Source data
....

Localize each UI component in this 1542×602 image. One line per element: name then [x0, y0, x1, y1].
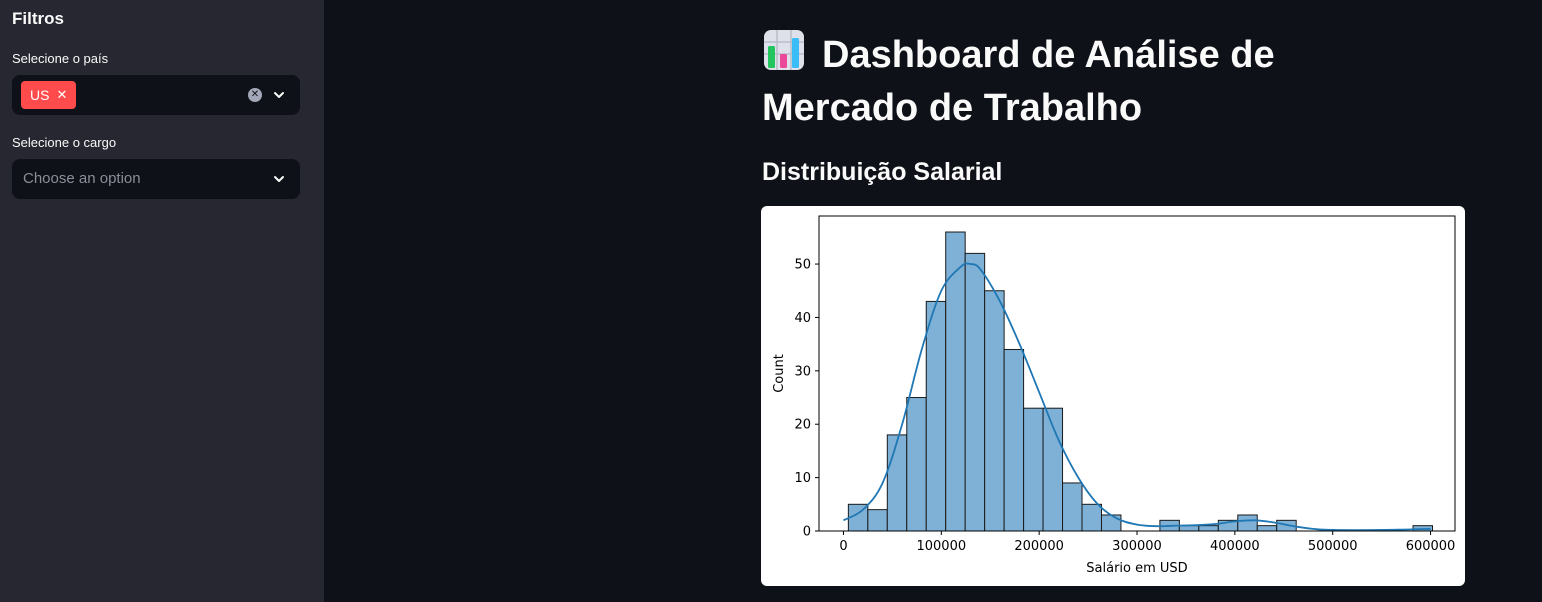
histogram-bar — [1003, 348, 1025, 532]
chevron-down-icon[interactable] — [272, 88, 286, 102]
histogram-bar — [1256, 525, 1278, 532]
clear-selection-icon[interactable]: ✕ — [248, 88, 262, 102]
y-tick-label: 20 — [794, 418, 811, 433]
page-title-text: Dashboard de Análise de Mercado de Traba… — [762, 34, 1275, 129]
histogram-bar — [906, 397, 927, 532]
x-tick-label: 0 — [839, 539, 847, 554]
bar-chart-emoji-icon — [764, 30, 804, 70]
histogram-bar — [925, 300, 947, 532]
y-tick-label: 10 — [794, 471, 811, 486]
histogram-bar — [1023, 407, 1044, 532]
histogram-svg: 0 100000 200000 300000 400000 500000 600000 0 1… — [772, 215, 1456, 576]
country-filter-label: Selecione o país — [12, 51, 109, 66]
y-tick-label: 0 — [803, 525, 811, 540]
histogram-bar — [1062, 482, 1083, 532]
x-tick-label: 400000 — [1210, 539, 1260, 554]
country-multiselect[interactable]: US ✕ ✕ — [12, 75, 300, 115]
role-select[interactable]: Choose an option — [12, 159, 300, 199]
histogram-bar — [1198, 525, 1219, 532]
role-select-placeholder: Choose an option — [23, 170, 141, 187]
histogram-bar — [984, 290, 1005, 532]
x-tick-label: 600000 — [1406, 539, 1456, 554]
x-tick-label: 100000 — [916, 539, 966, 554]
x-tick-label: 200000 — [1014, 539, 1064, 554]
histogram-bar — [964, 252, 986, 532]
page-title: Dashboard de Análise de Mercado de Traba… — [762, 28, 1382, 135]
salary-histogram-chart: 0 100000 200000 300000 400000 500000 600000 0 1… — [761, 206, 1465, 586]
histogram-bar — [1237, 514, 1258, 532]
kde-line — [843, 262, 1431, 531]
histogram-bar — [1100, 514, 1122, 532]
histogram-bar — [1178, 525, 1200, 532]
histogram-bar — [1081, 503, 1102, 532]
histogram-bar — [886, 434, 908, 532]
x-tick-label: 500000 — [1308, 539, 1358, 554]
histogram-bar — [945, 231, 966, 532]
role-filter-label: Selecione o cargo — [12, 135, 117, 150]
y-tick-label: 30 — [794, 364, 811, 379]
selected-country-tag: US ✕ — [21, 81, 77, 109]
remove-tag-icon[interactable]: ✕ — [56, 87, 68, 102]
y-tick-label: 40 — [794, 311, 811, 326]
x-axis-label: Salário em USD — [1086, 561, 1187, 576]
section-title: Distribuição Salarial — [762, 158, 1003, 186]
sidebar-title: Filtros — [12, 9, 64, 28]
sidebar: Filtros Selecione o país US ✕ ✕ Selecion… — [0, 0, 324, 602]
x-tick-label: 300000 — [1112, 539, 1162, 554]
y-axis-label: Count — [772, 354, 787, 393]
y-tick-label: 50 — [794, 258, 811, 273]
selected-country-label: US — [30, 87, 50, 103]
chevron-down-icon[interactable] — [272, 172, 286, 186]
histogram-bar — [867, 509, 888, 532]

....

Return each line of the material above that contains the string "Análise".

page-title-text: Dashboard de Análise de Mercado de Traba… — [762, 34, 1275, 129]
page-title: Dashboard de Análise de Mercado de Traba… — [762, 28, 1382, 135]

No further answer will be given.